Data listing
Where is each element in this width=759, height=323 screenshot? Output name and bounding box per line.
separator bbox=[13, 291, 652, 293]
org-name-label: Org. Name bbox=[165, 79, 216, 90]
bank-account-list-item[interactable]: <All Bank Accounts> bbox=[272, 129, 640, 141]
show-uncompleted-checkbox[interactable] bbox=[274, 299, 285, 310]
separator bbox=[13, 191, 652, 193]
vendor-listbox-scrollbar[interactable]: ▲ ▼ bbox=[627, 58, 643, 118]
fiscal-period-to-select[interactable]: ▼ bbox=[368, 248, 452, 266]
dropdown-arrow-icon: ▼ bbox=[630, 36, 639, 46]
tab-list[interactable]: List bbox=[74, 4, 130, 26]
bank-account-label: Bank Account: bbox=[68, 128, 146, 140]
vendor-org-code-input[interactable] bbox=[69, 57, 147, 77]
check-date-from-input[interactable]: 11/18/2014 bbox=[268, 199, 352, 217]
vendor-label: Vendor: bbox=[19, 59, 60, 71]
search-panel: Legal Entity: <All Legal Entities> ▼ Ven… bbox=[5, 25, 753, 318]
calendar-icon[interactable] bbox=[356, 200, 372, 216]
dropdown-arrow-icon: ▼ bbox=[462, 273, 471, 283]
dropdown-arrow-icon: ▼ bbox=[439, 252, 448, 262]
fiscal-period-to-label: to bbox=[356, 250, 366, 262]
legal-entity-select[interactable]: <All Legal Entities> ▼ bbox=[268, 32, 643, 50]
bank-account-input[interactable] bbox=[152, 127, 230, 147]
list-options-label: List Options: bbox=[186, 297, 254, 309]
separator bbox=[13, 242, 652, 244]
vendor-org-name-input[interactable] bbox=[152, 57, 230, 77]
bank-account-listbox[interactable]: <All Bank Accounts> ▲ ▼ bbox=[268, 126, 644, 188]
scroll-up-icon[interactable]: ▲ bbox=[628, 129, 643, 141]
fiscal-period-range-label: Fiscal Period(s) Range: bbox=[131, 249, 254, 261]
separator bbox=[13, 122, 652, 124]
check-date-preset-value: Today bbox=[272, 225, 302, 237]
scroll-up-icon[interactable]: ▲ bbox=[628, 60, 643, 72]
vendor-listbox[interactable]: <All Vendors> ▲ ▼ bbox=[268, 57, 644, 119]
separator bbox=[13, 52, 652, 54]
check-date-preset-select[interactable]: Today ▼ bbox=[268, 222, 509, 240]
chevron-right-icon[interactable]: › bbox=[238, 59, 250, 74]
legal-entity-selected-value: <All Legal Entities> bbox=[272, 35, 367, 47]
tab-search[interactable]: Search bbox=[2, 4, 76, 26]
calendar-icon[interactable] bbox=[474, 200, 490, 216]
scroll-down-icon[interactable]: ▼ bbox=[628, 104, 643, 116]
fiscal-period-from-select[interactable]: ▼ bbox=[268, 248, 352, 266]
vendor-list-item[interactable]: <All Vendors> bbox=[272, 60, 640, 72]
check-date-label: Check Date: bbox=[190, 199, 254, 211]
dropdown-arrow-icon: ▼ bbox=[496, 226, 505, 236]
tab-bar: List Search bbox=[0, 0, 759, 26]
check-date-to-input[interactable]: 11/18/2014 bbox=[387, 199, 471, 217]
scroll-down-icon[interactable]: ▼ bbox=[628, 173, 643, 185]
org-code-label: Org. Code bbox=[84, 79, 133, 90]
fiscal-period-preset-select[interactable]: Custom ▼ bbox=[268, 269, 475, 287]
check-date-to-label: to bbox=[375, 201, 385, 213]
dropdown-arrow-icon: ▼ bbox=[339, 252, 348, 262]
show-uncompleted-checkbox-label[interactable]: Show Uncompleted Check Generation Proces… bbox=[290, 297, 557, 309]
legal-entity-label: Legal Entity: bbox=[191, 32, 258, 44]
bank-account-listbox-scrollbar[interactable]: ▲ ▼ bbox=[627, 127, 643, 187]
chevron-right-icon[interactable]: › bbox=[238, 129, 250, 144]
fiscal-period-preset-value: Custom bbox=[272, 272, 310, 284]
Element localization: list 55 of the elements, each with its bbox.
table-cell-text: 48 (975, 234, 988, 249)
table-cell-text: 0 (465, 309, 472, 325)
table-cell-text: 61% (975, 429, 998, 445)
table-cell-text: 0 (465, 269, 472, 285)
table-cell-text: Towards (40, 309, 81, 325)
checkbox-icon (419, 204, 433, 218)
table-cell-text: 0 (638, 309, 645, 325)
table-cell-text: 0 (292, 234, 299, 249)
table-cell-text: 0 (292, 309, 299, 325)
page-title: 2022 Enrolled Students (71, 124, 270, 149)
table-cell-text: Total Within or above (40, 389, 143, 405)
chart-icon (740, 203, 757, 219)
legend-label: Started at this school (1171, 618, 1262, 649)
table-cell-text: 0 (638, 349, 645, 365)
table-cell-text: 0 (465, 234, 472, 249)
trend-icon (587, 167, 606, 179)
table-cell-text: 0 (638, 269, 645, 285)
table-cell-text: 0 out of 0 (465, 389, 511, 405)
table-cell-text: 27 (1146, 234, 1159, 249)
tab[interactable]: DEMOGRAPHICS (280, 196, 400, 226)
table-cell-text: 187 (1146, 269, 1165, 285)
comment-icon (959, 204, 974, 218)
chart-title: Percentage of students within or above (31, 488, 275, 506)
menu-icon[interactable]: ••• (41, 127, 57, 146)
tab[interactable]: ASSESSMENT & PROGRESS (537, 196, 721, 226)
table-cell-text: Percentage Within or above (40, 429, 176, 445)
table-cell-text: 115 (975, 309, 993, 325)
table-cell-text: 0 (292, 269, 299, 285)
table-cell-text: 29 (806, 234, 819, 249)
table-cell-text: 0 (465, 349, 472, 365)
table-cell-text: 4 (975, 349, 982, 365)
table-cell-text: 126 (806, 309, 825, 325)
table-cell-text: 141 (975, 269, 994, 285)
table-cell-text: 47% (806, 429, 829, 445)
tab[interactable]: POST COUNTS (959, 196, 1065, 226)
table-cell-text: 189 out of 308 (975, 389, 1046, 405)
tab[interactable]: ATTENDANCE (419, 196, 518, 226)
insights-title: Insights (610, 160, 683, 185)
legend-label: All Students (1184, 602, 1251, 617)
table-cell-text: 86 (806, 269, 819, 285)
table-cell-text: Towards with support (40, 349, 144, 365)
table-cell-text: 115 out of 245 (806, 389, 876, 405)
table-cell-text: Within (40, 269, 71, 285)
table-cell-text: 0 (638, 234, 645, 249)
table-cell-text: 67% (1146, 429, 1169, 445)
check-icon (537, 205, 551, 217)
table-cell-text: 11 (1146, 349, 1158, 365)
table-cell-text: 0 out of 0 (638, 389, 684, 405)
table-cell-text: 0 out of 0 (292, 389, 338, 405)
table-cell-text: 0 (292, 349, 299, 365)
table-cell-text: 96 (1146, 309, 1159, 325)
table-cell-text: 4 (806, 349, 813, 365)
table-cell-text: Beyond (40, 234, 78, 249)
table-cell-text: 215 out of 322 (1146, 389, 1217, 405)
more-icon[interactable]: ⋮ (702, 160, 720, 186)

◆ **INSTRUCTION**
Copy these rows verbatim.

◆ **ANSWER IN FULL**
Where is each element in this width=759, height=323 screenshot? Output name and bounding box per line.
separator bbox=[13, 291, 652, 293]
org-name-label: Org. Name bbox=[165, 79, 216, 90]
bank-account-list-item[interactable]: <All Bank Accounts> bbox=[272, 129, 640, 141]
show-uncompleted-checkbox[interactable] bbox=[274, 299, 285, 310]
separator bbox=[13, 191, 652, 193]
vendor-listbox-scrollbar[interactable]: ▲ ▼ bbox=[627, 58, 643, 118]
fiscal-period-to-select[interactable]: ▼ bbox=[368, 248, 452, 266]
dropdown-arrow-icon: ▼ bbox=[630, 36, 639, 46]
tab-list[interactable]: List bbox=[74, 4, 130, 26]
bank-account-label: Bank Account: bbox=[68, 128, 146, 140]
vendor-org-code-input[interactable] bbox=[69, 57, 147, 77]
check-date-from-input[interactable]: 11/18/2014 bbox=[268, 199, 352, 217]
vendor-label: Vendor: bbox=[19, 59, 60, 71]
search-panel: Legal Entity: <All Legal Entities> ▼ Ven… bbox=[5, 25, 753, 318]
calendar-icon[interactable] bbox=[356, 200, 372, 216]
dropdown-arrow-icon: ▼ bbox=[462, 273, 471, 283]
dropdown-arrow-icon: ▼ bbox=[439, 252, 448, 262]
fiscal-period-to-label: to bbox=[356, 250, 366, 262]
legal-entity-select[interactable]: <All Legal Entities> ▼ bbox=[268, 32, 643, 50]
bank-account-input[interactable] bbox=[152, 127, 230, 147]
list-options-label: List Options: bbox=[186, 297, 254, 309]
separator bbox=[13, 242, 652, 244]
vendor-org-name-input[interactable] bbox=[152, 57, 230, 77]
bank-account-listbox[interactable]: <All Bank Accounts> ▲ ▼ bbox=[268, 126, 644, 188]
scroll-up-icon[interactable]: ▲ bbox=[628, 129, 643, 141]
fiscal-period-range-label: Fiscal Period(s) Range: bbox=[131, 249, 254, 261]
separator bbox=[13, 122, 652, 124]
check-date-preset-value: Today bbox=[272, 225, 302, 237]
scroll-up-icon[interactable]: ▲ bbox=[628, 60, 643, 72]
vendor-listbox[interactable]: <All Vendors> ▲ ▼ bbox=[268, 57, 644, 119]
separator bbox=[13, 52, 652, 54]
check-date-preset-select[interactable]: Today ▼ bbox=[268, 222, 509, 240]
chevron-right-icon[interactable]: › bbox=[238, 59, 250, 74]
legal-entity-selected-value: <All Legal Entities> bbox=[272, 35, 367, 47]
tab-search[interactable]: Search bbox=[2, 4, 76, 26]
calendar-icon[interactable] bbox=[474, 200, 490, 216]
scroll-down-icon[interactable]: ▼ bbox=[628, 104, 643, 116]
fiscal-period-from-select[interactable]: ▼ bbox=[268, 248, 352, 266]
vendor-list-item[interactable]: <All Vendors> bbox=[272, 60, 640, 72]
check-date-label: Check Date: bbox=[190, 199, 254, 211]
dropdown-arrow-icon: ▼ bbox=[496, 226, 505, 236]
tab-bar: List Search bbox=[0, 0, 759, 26]
check-date-to-input[interactable]: 11/18/2014 bbox=[387, 199, 471, 217]
scroll-down-icon[interactable]: ▼ bbox=[628, 173, 643, 185]
org-code-label: Org. Code bbox=[84, 79, 133, 90]
fiscal-period-preset-select[interactable]: Custom ▼ bbox=[268, 269, 475, 287]
check-date-to-label: to bbox=[375, 201, 385, 213]
dropdown-arrow-icon: ▼ bbox=[339, 252, 348, 262]
show-uncompleted-checkbox-label[interactable]: Show Uncompleted Check Generation Proces… bbox=[290, 297, 557, 309]
legal-entity-label: Legal Entity: bbox=[191, 32, 258, 44]
bank-account-listbox-scrollbar[interactable]: ▲ ▼ bbox=[627, 127, 643, 187]
chevron-right-icon[interactable]: › bbox=[238, 129, 250, 144]
fiscal-period-preset-value: Custom bbox=[272, 272, 310, 284]
Element localization: list 55 of the elements, each with its bbox.
table-cell-text: 48 (975, 234, 988, 249)
table-cell-text: 0 (465, 309, 472, 325)
table-cell-text: 61% (975, 429, 998, 445)
table-cell-text: 0 (465, 269, 472, 285)
table-cell-text: Towards (40, 309, 81, 325)
checkbox-icon (419, 204, 433, 218)
table-cell-text: 0 (638, 309, 645, 325)
table-cell-text: 0 (292, 234, 299, 249)
table-cell-text: 0 (292, 309, 299, 325)
page-title: 2022 Enrolled Students (71, 124, 270, 149)
table-cell-text: Total Within or above (40, 389, 143, 405)
chart-icon (740, 203, 757, 219)
legend-label: Started at this school (1171, 618, 1262, 649)
table-cell-text: 0 (638, 349, 645, 365)
table-cell-text: 0 (465, 234, 472, 249)
trend-icon (587, 167, 606, 179)
table-cell-text: 0 (638, 269, 645, 285)
table-cell-text: 0 out of 0 (465, 389, 511, 405)
table-cell-text: 27 (1146, 234, 1159, 249)
tab[interactable]: DEMOGRAPHICS (280, 196, 400, 226)
table-cell-text: 187 (1146, 269, 1165, 285)
comment-icon (959, 204, 974, 218)
chart-title: Percentage of students within or above (31, 488, 275, 506)
menu-icon[interactable]: ••• (41, 127, 57, 146)
tab[interactable]: ASSESSMENT & PROGRESS (537, 196, 721, 226)
table-cell-text: Percentage Within or above (40, 429, 176, 445)
table-cell-text: 115 (975, 309, 993, 325)
table-cell-text: 0 (292, 269, 299, 285)
table-cell-text: 29 (806, 234, 819, 249)
table-cell-text: 0 (465, 349, 472, 365)
table-cell-text: 4 (975, 349, 982, 365)
table-cell-text: 126 (806, 309, 825, 325)
table-cell-text: 141 (975, 269, 994, 285)
table-cell-text: 47% (806, 429, 829, 445)
tab[interactable]: POST COUNTS (959, 196, 1065, 226)
table-cell-text: 189 out of 308 (975, 389, 1046, 405)
tab[interactable]: ATTENDANCE (419, 196, 518, 226)
insights-title: Insights (610, 160, 683, 185)
legend-label: All Students (1184, 602, 1251, 617)
table-cell-text: 86 (806, 269, 819, 285)
table-cell-text: Towards with support (40, 349, 144, 365)
table-cell-text: 115 out of 245 (806, 389, 876, 405)
table-cell-text: Within (40, 269, 71, 285)
table-cell-text: 0 (638, 234, 645, 249)
table-cell-text: 67% (1146, 429, 1169, 445)
check-icon (537, 205, 551, 217)
table-cell-text: 11 (1146, 349, 1158, 365)
table-cell-text: 0 out of 0 (638, 389, 684, 405)
table-cell-text: 0 out of 0 (292, 389, 338, 405)
table-cell-text: 0 (292, 349, 299, 365)
table-cell-text: 96 (1146, 309, 1159, 325)
table-cell-text: 4 (806, 349, 813, 365)
table-cell-text: Beyond (40, 234, 78, 249)
table-cell-text: 215 out of 322 (1146, 389, 1217, 405)
more-icon[interactable]: ⋮ (702, 160, 720, 186)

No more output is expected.